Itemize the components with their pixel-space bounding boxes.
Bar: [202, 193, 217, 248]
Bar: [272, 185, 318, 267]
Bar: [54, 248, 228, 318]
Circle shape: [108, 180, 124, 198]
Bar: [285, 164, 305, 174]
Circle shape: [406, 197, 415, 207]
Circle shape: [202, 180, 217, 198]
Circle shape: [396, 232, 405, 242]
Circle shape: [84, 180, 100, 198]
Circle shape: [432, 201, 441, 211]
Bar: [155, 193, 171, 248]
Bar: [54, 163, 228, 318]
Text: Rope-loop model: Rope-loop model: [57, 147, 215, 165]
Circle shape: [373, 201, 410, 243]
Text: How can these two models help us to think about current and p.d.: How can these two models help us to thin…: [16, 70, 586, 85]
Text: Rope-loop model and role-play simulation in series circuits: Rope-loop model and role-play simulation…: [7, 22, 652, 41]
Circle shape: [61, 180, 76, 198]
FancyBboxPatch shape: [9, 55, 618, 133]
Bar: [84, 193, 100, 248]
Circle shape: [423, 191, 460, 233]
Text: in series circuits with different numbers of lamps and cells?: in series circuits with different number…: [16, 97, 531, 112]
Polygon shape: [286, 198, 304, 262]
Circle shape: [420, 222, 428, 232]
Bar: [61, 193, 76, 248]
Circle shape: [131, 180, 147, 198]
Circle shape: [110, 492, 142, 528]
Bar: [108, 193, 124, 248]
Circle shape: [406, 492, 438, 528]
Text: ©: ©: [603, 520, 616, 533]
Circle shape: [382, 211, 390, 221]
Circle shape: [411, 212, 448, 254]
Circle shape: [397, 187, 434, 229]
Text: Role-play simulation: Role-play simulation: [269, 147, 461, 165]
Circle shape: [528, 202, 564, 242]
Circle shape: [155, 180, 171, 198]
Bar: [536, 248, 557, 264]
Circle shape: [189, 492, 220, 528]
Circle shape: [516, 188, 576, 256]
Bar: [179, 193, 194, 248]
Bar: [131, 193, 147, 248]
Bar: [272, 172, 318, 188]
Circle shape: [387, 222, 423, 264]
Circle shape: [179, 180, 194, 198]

> _Your goal_: The answer must be every line from the records above that contains the word "simulation", copied in full.

> _Expected output_:
Text: Rope-loop model and role-play simulation in series circuits: Rope-loop model and role-play simulation…: [7, 22, 652, 41]
Text: Role-play simulation: Role-play simulation: [269, 147, 461, 165]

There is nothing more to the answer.